-- MATERIAL TO PROCESS --
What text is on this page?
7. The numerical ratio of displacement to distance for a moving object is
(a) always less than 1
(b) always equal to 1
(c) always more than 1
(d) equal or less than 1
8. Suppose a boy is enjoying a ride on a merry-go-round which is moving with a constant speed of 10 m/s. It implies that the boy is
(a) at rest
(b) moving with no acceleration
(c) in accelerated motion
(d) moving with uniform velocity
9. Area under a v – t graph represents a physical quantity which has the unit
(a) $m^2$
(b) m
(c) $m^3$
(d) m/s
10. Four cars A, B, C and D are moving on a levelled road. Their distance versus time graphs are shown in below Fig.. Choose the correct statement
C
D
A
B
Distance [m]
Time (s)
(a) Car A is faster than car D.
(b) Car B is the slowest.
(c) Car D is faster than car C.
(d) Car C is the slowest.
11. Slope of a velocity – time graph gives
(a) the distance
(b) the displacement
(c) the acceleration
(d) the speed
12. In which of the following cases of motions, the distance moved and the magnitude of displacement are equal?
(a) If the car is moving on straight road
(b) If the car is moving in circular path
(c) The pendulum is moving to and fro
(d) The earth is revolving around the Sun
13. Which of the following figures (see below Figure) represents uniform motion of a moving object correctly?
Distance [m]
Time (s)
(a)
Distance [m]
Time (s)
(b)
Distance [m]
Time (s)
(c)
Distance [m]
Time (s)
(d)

-- TASK INSTRUCTIONS --
The listing above must be transcribed exactly, line by line.

-- RESPONSE FOR THIS EXERCISE --
What text is on this page?
7. The numerical ratio of displacement to distance for a moving object is
(a) always less than 1
(b) always equal to 1
(c) always more than 1
(d) equal or less than 1
8. Suppose a boy is enjoying a ride on a merry-go-round which is moving with a constant speed of 10 m/s. It implies that the boy is
(a) at rest
(b) moving with no acceleration
(c) in accelerated motion
(d) moving with uniform velocity
9. Area under a v – t graph represents a physical quantity which has the unit
(a) $m^2$
(b) m
(c) $m^3$
(d) m/s
10. Four cars A, B, C and D are moving on a levelled road. Their distance versus time graphs are shown in below Fig.. Choose the correct statement
C
D
A
B
Distance [m]
Time (s)
(a) Car A is faster than car D.
(b) Car B is the slowest.
(c) Car D is faster than car C.
(d) Car C is the slowest.
11. Slope of a velocity – time graph gives
(a) the distance
(b) the displacement
(c) the acceleration
(d) the speed
12. In which of the following cases of motions, the distance moved and the magnitude of displacement are equal?
(a) If the car is moving on straight road
(b) If the car is moving in circular path
(c) The pendulum is moving to and fro
(d) The earth is revolving around the Sun
13. Which of the following figures (see below Figure) represents uniform motion of a moving object correctly?
Distance [m]
Time (s)
(a)
Distance [m]
Time (s)
(b)
Distance [m]
Time (s)
(c)
Distance [m]
Time (s)
(d)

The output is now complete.